### What you will do
Check every line below for the word "Canales" and show those that hold it.
## Start The data
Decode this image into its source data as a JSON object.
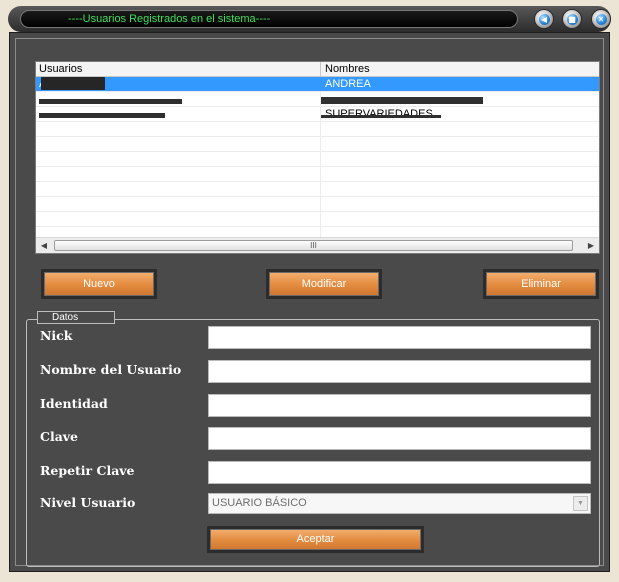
{
  "window": {
    "title": "----Usuarios Registrados en el sistema----",
    "controls": [
      "minimize-icon",
      "maximize-icon",
      "close-icon"
    ]
  },
  "users_table": {
    "headers": [
      "Usuarios",
      "Nombres"
    ],
    "rows": [
      {
        "usuario": "ANDREA",
        "nombre": "ANDREA",
        "selected": true
      },
      {
        "usuario": "",
        "nombre": ""
      },
      {
        "usuario": "",
        "nombre": "SUPERVARIEDADES"
      },
      {
        "usuario": "",
        "nombre": ""
      },
      {
        "usuario": "",
        "nombre": ""
      },
      {
        "usuario": "",
        "nombre": ""
      },
      {
        "usuario": "",
        "nombre": ""
      },
      {
        "usuario": "",
        "nombre": ""
      },
      {
        "usuario": "",
        "nombre": ""
      },
      {
        "usuario": "",
        "nombre": ""
      },
      {
        "usuario": "",
        "nombre": ""
      }
    ],
    "scrollbar_grip": "III"
  },
  "actions": {
    "nuevo": "Nuevo",
    "modificar": "Modificar",
    "eliminar": "Eliminar"
  },
  "datos": {
    "group_label": "Datos",
    "nick_label": "Nick",
    "nombre_label": "Nombre del Usuario",
    "identidad_label": "Identidad",
    "clave_label": "Clave",
    "repetir_label": "Repetir Clave",
    "nivel_label": "Nivel Usuario",
    "nick_value": "",
    "nombre_value": "",
    "identidad_value": "",
    "clave_value": "",
    "repetir_value": "",
    "nivel_value": "USUARIO BÁSICO",
    "aceptar": "Aceptar"
  },
  "colors": {
    "title_text": "#3fe05a",
    "panel": "#4a4a4a",
    "button_orange": "#e28a3e",
    "selection": "#3399ff"
  }
}
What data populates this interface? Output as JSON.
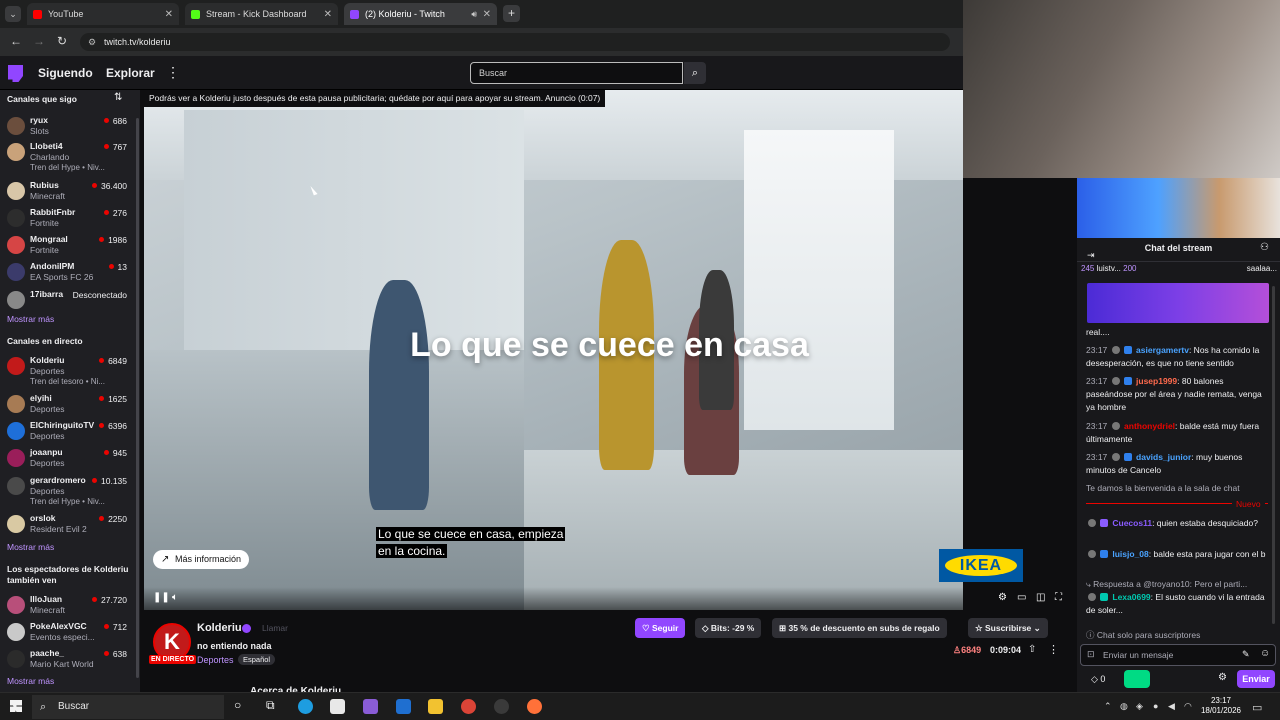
{
  "browser": {
    "tabs": [
      {
        "label": "YouTube",
        "color": "#ff0000"
      },
      {
        "label": "Stream - Kick Dashboard",
        "color": "#53fc18"
      },
      {
        "label": "(2) Kolderiu - Twitch",
        "color": "#9146ff"
      }
    ],
    "url": "twitch.tv/kolderiu"
  },
  "nav": {
    "following": "Siguendo",
    "explore": "Explorar",
    "search_placeholder": "Buscar"
  },
  "sidebar": {
    "followed_title": "Canales que sigo",
    "followed": [
      {
        "name": "ryux",
        "game": "Slots",
        "viewers": "686",
        "color": "#6b4e3d"
      },
      {
        "name": "Llobeti4",
        "game": "Charlando",
        "extra": "Tren del Hype • Niv...",
        "viewers": "767",
        "color": "#c9a27a"
      },
      {
        "name": "Rubius",
        "game": "Minecraft",
        "viewers": "36.400",
        "color": "#d8c6a8"
      },
      {
        "name": "RabbitFnbr",
        "game": "Fortnite",
        "viewers": "276",
        "color": "#2d2d2d"
      },
      {
        "name": "Mongraal",
        "game": "Fortnite",
        "viewers": "1986",
        "color": "#d64545"
      },
      {
        "name": "AndoniIPM",
        "game": "EA Sports FC 26",
        "viewers": "13",
        "color": "#3b3b6b"
      },
      {
        "name": "17ibarra",
        "status": "Desconectado",
        "color": "#888888"
      }
    ],
    "show_more_1": "Mostrar más",
    "live_title": "Canales en directo",
    "live": [
      {
        "name": "Kolderiu",
        "game": "Deportes",
        "extra": "Tren del tesoro • Ni...",
        "viewers": "6849",
        "color": "#c21a1a"
      },
      {
        "name": "elyihi",
        "game": "Deportes",
        "viewers": "1625",
        "color": "#a77b54"
      },
      {
        "name": "ElChiringuitoTV",
        "game": "Deportes",
        "viewers": "6396",
        "color": "#1e6fd9"
      },
      {
        "name": "joaanpu",
        "game": "Deportes",
        "viewers": "945",
        "color": "#9a1e5a"
      },
      {
        "name": "gerardromero",
        "game": "Deportes",
        "extra": "Tren del Hype • Niv...",
        "viewers": "10.135",
        "color": "#4a4a4a"
      },
      {
        "name": "orslok",
        "game": "Resident Evil 2",
        "viewers": "2250",
        "color": "#d9c9a3"
      }
    ],
    "show_more_2": "Mostrar más",
    "viewers_title": "Los espectadores de Kolderiu también ven",
    "also": [
      {
        "name": "IlloJuan",
        "game": "Minecraft",
        "viewers": "27.720",
        "color": "#b84f7a"
      },
      {
        "name": "PokeAlexVGC",
        "game": "Eventos especi...",
        "viewers": "712",
        "color": "#c9c9c9"
      },
      {
        "name": "paache_",
        "game": "Mario Kart World",
        "viewers": "638",
        "color": "#2b2b2b"
      }
    ],
    "show_more_3": "Mostrar más"
  },
  "video": {
    "ad_notice": "Podrás ver a Kolderiu justo después de esta pausa publicitaria; quédate por aquí para apoyar su stream. Anuncio (0:07)",
    "title_overlay": "Lo que se cuece en casa",
    "subtitle_1": "Lo que se cuece en casa, empieza",
    "subtitle_2": "en la cocina.",
    "more_info": "Más información",
    "brand": "IKEA"
  },
  "channel": {
    "name": "Kolderiu",
    "call": "Llamar",
    "live_badge": "EN DIRECTO",
    "title": "no entiendo nada",
    "category": "Deportes",
    "language": "Español",
    "follow": "Seguir",
    "bits": "Bits: -29 %",
    "sub_discount": "35 % de descuento en subs de regalo",
    "subscribe": "Suscribirse",
    "viewers": "6849",
    "uptime": "0:09:04",
    "about": "Acerca de Kolderiu"
  },
  "chat": {
    "title": "Chat del stream",
    "gifters_1": "245",
    "gifters_1_name": "luistv...",
    "gifters_2": "200",
    "gifters_3": "saalaa...",
    "truncated": "real....",
    "messages": [
      {
        "time": "23:17",
        "user": "asiergamertv",
        "color": "#4aa3ff",
        "text": ": Nos ha comido la desesperación, es que no tiene sentido"
      },
      {
        "time": "23:17",
        "user": "jusep1999",
        "color": "#ff6a4d",
        "text": ": 80 balones paseándose por el área y nadie remata, venga ya hombre"
      },
      {
        "time": "23:17",
        "user": "anthonydriel",
        "color": "#eb0400",
        "text": ": balde está muy fuera últimamente"
      },
      {
        "time": "23:17",
        "user": "davids_junior",
        "color": "#4aa3ff",
        "text": ": muy buenos minutos de Cancelo"
      }
    ],
    "welcome": "Te damos la bienvenida a la sala de chat",
    "new_label": "Nuevo",
    "messages_2": [
      {
        "user": "Cuecos11",
        "color": "#8a5cff",
        "text": ": quien estaba desquiciado?"
      },
      {
        "user": "luisjo_08",
        "color": "#4aa3ff",
        "text": ": balde esta para jugar con el b"
      }
    ],
    "reply_to": "Respuesta a @troyano10: Pero el parti...",
    "reply_user": "Lexa0699",
    "reply_color": "#00c8af",
    "reply_text": ": El susto cuando vi la entrada de soler...",
    "subs_only": "Chat solo para suscriptores",
    "input_placeholder": "Enviar un mensaje",
    "bits_balance": "0",
    "send": "Enviar"
  },
  "taskbar": {
    "search": "Buscar",
    "time": "23:17",
    "date": "18/01/2026"
  }
}
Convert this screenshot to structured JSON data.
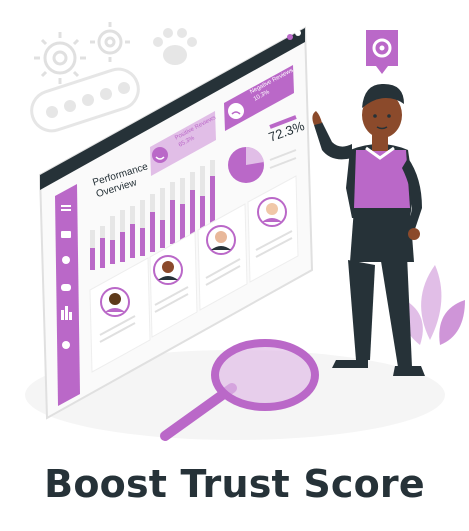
{
  "heading": "Boost Trust Score",
  "dashboard": {
    "title_line1": "Performance",
    "title_line2": "Overview",
    "positive_title": "Positive Reviews",
    "positive_pct": "65.3%",
    "negative_title": "Negative Reviews",
    "negative_pct": "10.3%",
    "score": "72.3%"
  },
  "colors": {
    "accent": "#BA68C8",
    "accent_light": "#E1BEE7",
    "dark": "#263238",
    "skin": "#8B4A2B"
  },
  "icons": [
    "gear-icon",
    "paw-icon",
    "star-icon",
    "menu-icon",
    "mail-icon",
    "bell-icon",
    "chat-icon",
    "chart-icon",
    "settings-icon",
    "magnifier-icon"
  ]
}
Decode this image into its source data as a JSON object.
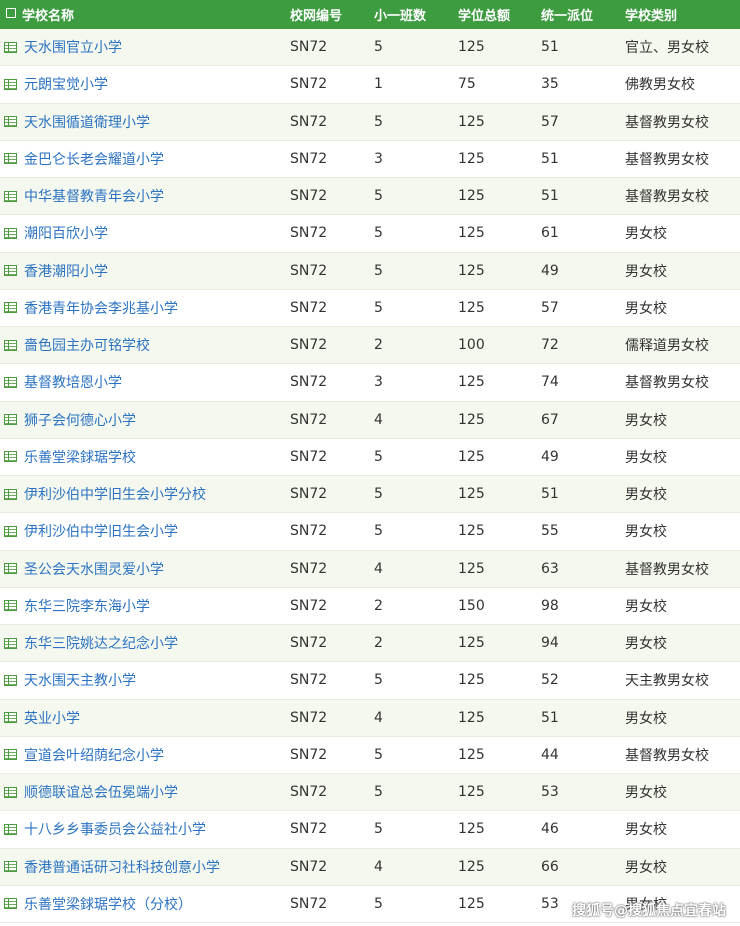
{
  "header": {
    "name": "学校名称",
    "code": "校网编号",
    "classes": "小一班数",
    "total": "学位总额",
    "allocation": "统一派位",
    "type": "学校类别"
  },
  "rows": [
    {
      "name": "天水围官立小学",
      "code": "SN72",
      "classes": "5",
      "total": "125",
      "allocation": "51",
      "type": "官立、男女校"
    },
    {
      "name": "元朗宝觉小学",
      "code": "SN72",
      "classes": "1",
      "total": "75",
      "allocation": "35",
      "type": "佛教男女校"
    },
    {
      "name": "天水围循道衛理小学",
      "code": "SN72",
      "classes": "5",
      "total": "125",
      "allocation": "57",
      "type": "基督教男女校"
    },
    {
      "name": "金巴仑长老会耀道小学",
      "code": "SN72",
      "classes": "3",
      "total": "125",
      "allocation": "51",
      "type": "基督教男女校"
    },
    {
      "name": "中华基督教青年会小学",
      "code": "SN72",
      "classes": "5",
      "total": "125",
      "allocation": "51",
      "type": "基督教男女校"
    },
    {
      "name": "潮阳百欣小学",
      "code": "SN72",
      "classes": "5",
      "total": "125",
      "allocation": "61",
      "type": "男女校"
    },
    {
      "name": "香港潮阳小学",
      "code": "SN72",
      "classes": "5",
      "total": "125",
      "allocation": "49",
      "type": "男女校"
    },
    {
      "name": "香港青年协会李兆基小学",
      "code": "SN72",
      "classes": "5",
      "total": "125",
      "allocation": "57",
      "type": "男女校"
    },
    {
      "name": "嗇色园主办可铭学校",
      "code": "SN72",
      "classes": "2",
      "total": "100",
      "allocation": "72",
      "type": "儒释道男女校"
    },
    {
      "name": "基督教培恩小学",
      "code": "SN72",
      "classes": "3",
      "total": "125",
      "allocation": "74",
      "type": "基督教男女校"
    },
    {
      "name": "狮子会何德心小学",
      "code": "SN72",
      "classes": "4",
      "total": "125",
      "allocation": "67",
      "type": "男女校"
    },
    {
      "name": "乐善堂梁銶琚学校",
      "code": "SN72",
      "classes": "5",
      "total": "125",
      "allocation": "49",
      "type": "男女校"
    },
    {
      "name": "伊利沙伯中学旧生会小学分校",
      "code": "SN72",
      "classes": "5",
      "total": "125",
      "allocation": "51",
      "type": "男女校"
    },
    {
      "name": "伊利沙伯中学旧生会小学",
      "code": "SN72",
      "classes": "5",
      "total": "125",
      "allocation": "55",
      "type": "男女校"
    },
    {
      "name": "圣公会天水围灵爱小学",
      "code": "SN72",
      "classes": "4",
      "total": "125",
      "allocation": "63",
      "type": "基督教男女校"
    },
    {
      "name": "东华三院李东海小学",
      "code": "SN72",
      "classes": "2",
      "total": "150",
      "allocation": "98",
      "type": "男女校"
    },
    {
      "name": "东华三院姚达之纪念小学",
      "code": "SN72",
      "classes": "2",
      "total": "125",
      "allocation": "94",
      "type": "男女校"
    },
    {
      "name": "天水围天主教小学",
      "code": "SN72",
      "classes": "5",
      "total": "125",
      "allocation": "52",
      "type": "天主教男女校"
    },
    {
      "name": "英业小学",
      "code": "SN72",
      "classes": "4",
      "total": "125",
      "allocation": "51",
      "type": "男女校"
    },
    {
      "name": "宣道会叶绍荫纪念小学",
      "code": "SN72",
      "classes": "5",
      "total": "125",
      "allocation": "44",
      "type": "基督教男女校"
    },
    {
      "name": "顺德联谊总会伍冕端小学",
      "code": "SN72",
      "classes": "5",
      "total": "125",
      "allocation": "53",
      "type": "男女校"
    },
    {
      "name": "十八乡乡事委员会公益社小学",
      "code": "SN72",
      "classes": "5",
      "total": "125",
      "allocation": "46",
      "type": "男女校"
    },
    {
      "name": "香港普通话研习社科技创意小学",
      "code": "SN72",
      "classes": "4",
      "total": "125",
      "allocation": "66",
      "type": "男女校"
    },
    {
      "name": "乐善堂梁銶琚学校（分校）",
      "code": "SN72",
      "classes": "5",
      "total": "125",
      "allocation": "53",
      "type": "男女校"
    }
  ],
  "watermark": "搜狐号@搜狐焦点宜春站",
  "colors": {
    "header_bg": "#3d9b40",
    "name_link": "#2b73c2",
    "row_alt": "#f5f8ee"
  }
}
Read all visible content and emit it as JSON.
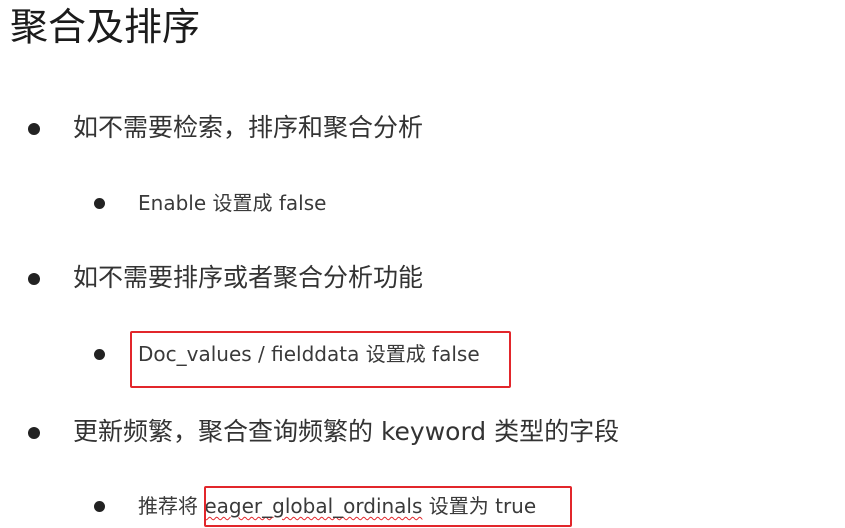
{
  "slide": {
    "title": "聚合及排序",
    "items": [
      {
        "text": "如不需要检索，排序和聚合分析",
        "children": [
          {
            "text": "Enable 设置成 false"
          }
        ]
      },
      {
        "text": "如不需要排序或者聚合分析功能",
        "children": [
          {
            "text": "Doc_values / fielddata 设置成 false",
            "highlighted": true
          }
        ]
      },
      {
        "text": "更新频繁，聚合查询频繁的 keyword 类型的字段",
        "children": [
          {
            "prefix": "推荐将 ",
            "code": "eager_global_ordinals",
            "suffix": " 设置为 true",
            "highlighted": true
          }
        ]
      }
    ]
  },
  "colors": {
    "highlight_border": "#e2262b",
    "text": "#333333",
    "title": "#1b1b1b"
  }
}
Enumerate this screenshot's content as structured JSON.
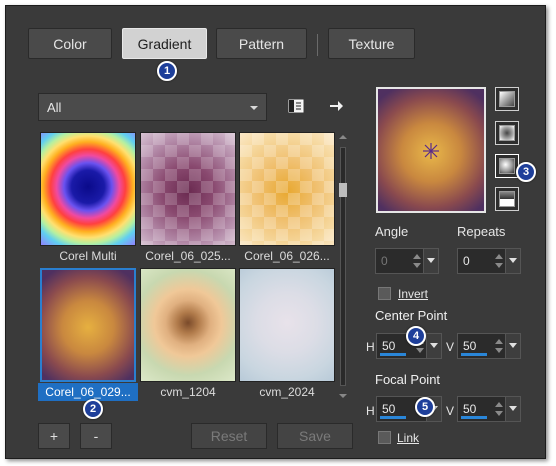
{
  "tabs": [
    {
      "label": "Color",
      "active": false
    },
    {
      "label": "Gradient",
      "active": true
    },
    {
      "label": "Pattern",
      "active": false
    },
    {
      "label": "Texture",
      "active": false
    }
  ],
  "badges": [
    "1",
    "2",
    "3",
    "4",
    "5"
  ],
  "category_dropdown": {
    "value": "All"
  },
  "toolbar_icons": [
    "library-icon",
    "arrow-right-icon"
  ],
  "gradients": [
    {
      "caption": "Corel Multi",
      "selected": false
    },
    {
      "caption": "Corel_06_025...",
      "selected": false
    },
    {
      "caption": "Corel_06_026...",
      "selected": false
    },
    {
      "caption": "Corel_06_029...",
      "selected": true
    },
    {
      "caption": "cvm_1204",
      "selected": false
    },
    {
      "caption": "cvm_2024",
      "selected": false
    }
  ],
  "buttons": {
    "add": "+",
    "remove": "-",
    "reset": "Reset",
    "save": "Save"
  },
  "style_buttons": [
    "linear-style-icon",
    "rectangular-style-icon",
    "sunburst-style-icon",
    "radial-style-icon"
  ],
  "angle": {
    "label": "Angle",
    "value": "0"
  },
  "repeats": {
    "label": "Repeats",
    "value": "0"
  },
  "invert": {
    "label": "Invert",
    "checked": false
  },
  "center_point": {
    "label": "Center Point",
    "h_label": "H",
    "h_value": "50",
    "v_label": "V",
    "v_value": "50"
  },
  "focal_point": {
    "label": "Focal Point",
    "h_label": "H",
    "h_value": "50",
    "v_label": "V",
    "v_value": "50"
  },
  "link": {
    "label": "Link",
    "checked": false
  },
  "colors": {
    "panel": "#3a3a3a",
    "accent": "#1f6fc3",
    "badge": "#1e3f9a"
  }
}
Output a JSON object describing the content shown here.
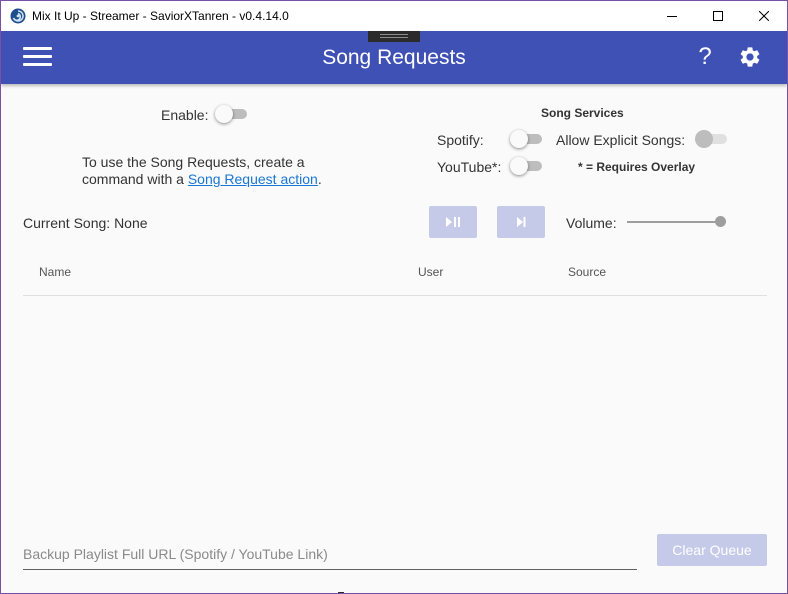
{
  "window": {
    "title": "Mix It Up - Streamer - SaviorXTanren - v0.4.14.0"
  },
  "header": {
    "title": "Song Requests",
    "help_label": "?",
    "accent_color": "#3f51b5"
  },
  "settings": {
    "enable_label": "Enable:",
    "enable_on": false,
    "instructions_prefix": "To use the Song Requests, create a",
    "instructions_line2": "command with a ",
    "instructions_link": "Song Request action",
    "instructions_suffix": "."
  },
  "services": {
    "heading": "Song Services",
    "spotify_label": "Spotify:",
    "spotify_on": false,
    "youtube_label": "YouTube*:",
    "youtube_on": false,
    "explicit_label": "Allow Explicit Songs:",
    "explicit_on": false,
    "overlay_note": "* = Requires Overlay"
  },
  "playback": {
    "current_song_label": "Current Song:",
    "current_song_value": "None",
    "volume_label": "Volume:",
    "volume_level": 100,
    "play_pause_icon": "play-pause-icon",
    "skip_icon": "skip-next-icon"
  },
  "queue": {
    "columns": [
      "Name",
      "User",
      "Source"
    ],
    "rows": []
  },
  "footer": {
    "backup_placeholder": "Backup Playlist Full URL (Spotify / YouTube Link)",
    "backup_value": "",
    "clear_label": "Clear Queue"
  }
}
## End The data
### The result
    "followed_title": "Canales que sigo",
    "live_title": "Canales en directo",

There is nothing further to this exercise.